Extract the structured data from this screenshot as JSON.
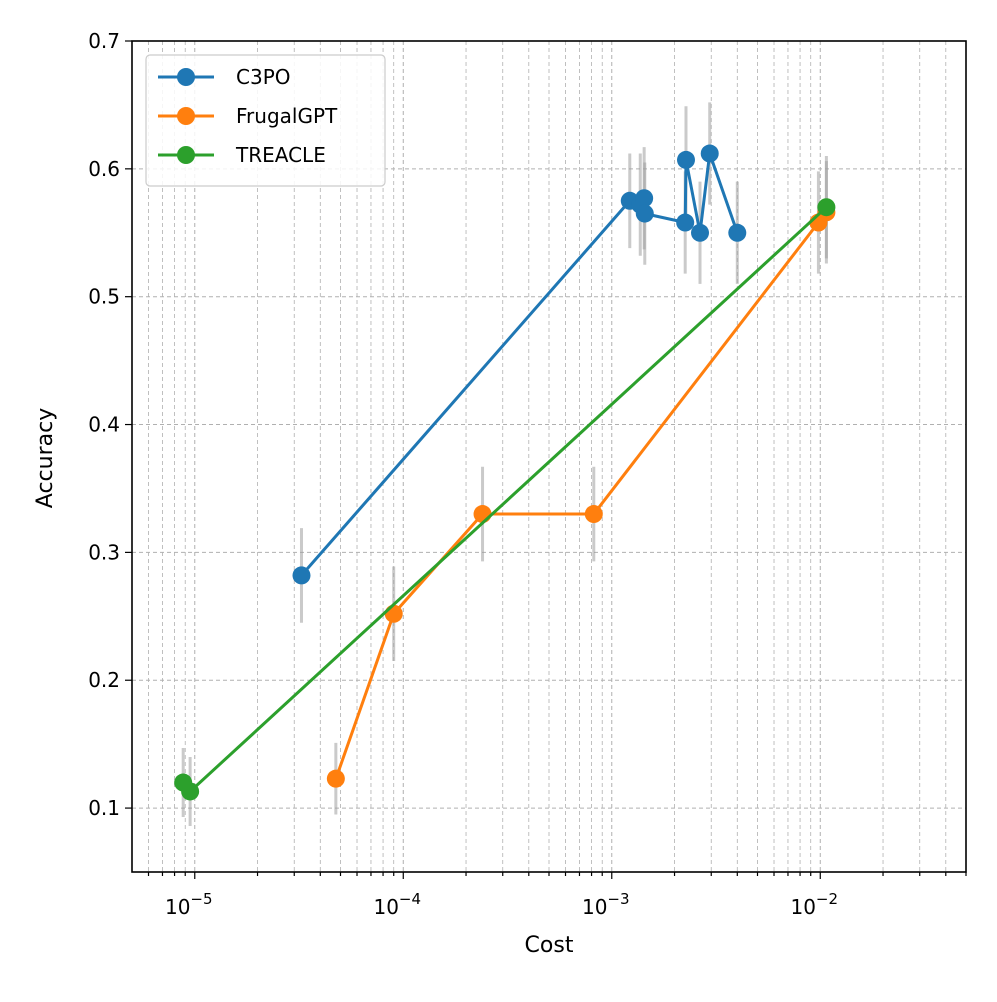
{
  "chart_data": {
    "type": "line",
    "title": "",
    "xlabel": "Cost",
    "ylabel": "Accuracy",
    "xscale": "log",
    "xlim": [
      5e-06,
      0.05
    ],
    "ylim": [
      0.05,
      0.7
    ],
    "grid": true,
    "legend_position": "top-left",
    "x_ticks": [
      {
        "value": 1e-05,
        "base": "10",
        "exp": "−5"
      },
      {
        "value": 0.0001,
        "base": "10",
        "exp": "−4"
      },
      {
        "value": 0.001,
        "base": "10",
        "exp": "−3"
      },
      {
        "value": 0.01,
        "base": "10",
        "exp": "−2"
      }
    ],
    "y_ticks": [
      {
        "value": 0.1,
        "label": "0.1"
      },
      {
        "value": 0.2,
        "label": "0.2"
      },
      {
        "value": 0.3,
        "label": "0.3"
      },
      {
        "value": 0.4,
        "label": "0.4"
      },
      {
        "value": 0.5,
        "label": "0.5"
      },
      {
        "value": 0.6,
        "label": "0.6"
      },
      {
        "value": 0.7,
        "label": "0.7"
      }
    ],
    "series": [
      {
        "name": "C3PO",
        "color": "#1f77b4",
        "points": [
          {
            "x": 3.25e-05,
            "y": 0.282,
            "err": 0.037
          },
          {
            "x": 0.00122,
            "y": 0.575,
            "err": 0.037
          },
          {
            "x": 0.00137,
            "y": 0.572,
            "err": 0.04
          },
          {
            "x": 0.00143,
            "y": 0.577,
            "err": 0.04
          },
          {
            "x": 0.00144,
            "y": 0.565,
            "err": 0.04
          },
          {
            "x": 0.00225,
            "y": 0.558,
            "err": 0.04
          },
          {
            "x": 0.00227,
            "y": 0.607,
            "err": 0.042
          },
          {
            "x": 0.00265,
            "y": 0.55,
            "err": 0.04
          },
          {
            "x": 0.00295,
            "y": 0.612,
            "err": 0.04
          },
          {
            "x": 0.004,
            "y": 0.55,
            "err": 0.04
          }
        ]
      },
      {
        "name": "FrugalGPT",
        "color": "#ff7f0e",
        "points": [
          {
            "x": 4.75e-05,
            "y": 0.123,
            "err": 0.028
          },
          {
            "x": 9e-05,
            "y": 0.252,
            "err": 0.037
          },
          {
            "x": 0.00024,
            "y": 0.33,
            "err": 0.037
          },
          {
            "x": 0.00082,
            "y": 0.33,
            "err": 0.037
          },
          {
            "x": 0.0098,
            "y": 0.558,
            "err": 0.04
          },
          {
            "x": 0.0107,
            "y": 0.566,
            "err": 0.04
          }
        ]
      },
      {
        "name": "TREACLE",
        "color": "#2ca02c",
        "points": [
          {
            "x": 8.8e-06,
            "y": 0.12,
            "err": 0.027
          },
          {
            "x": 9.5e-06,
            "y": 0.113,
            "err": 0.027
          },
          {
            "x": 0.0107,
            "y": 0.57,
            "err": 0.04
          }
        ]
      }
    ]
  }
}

- - -

**What you need to do:**
Give the number of lines where the string "value" occurs, without any further text.

**Answer for this exercise:**
11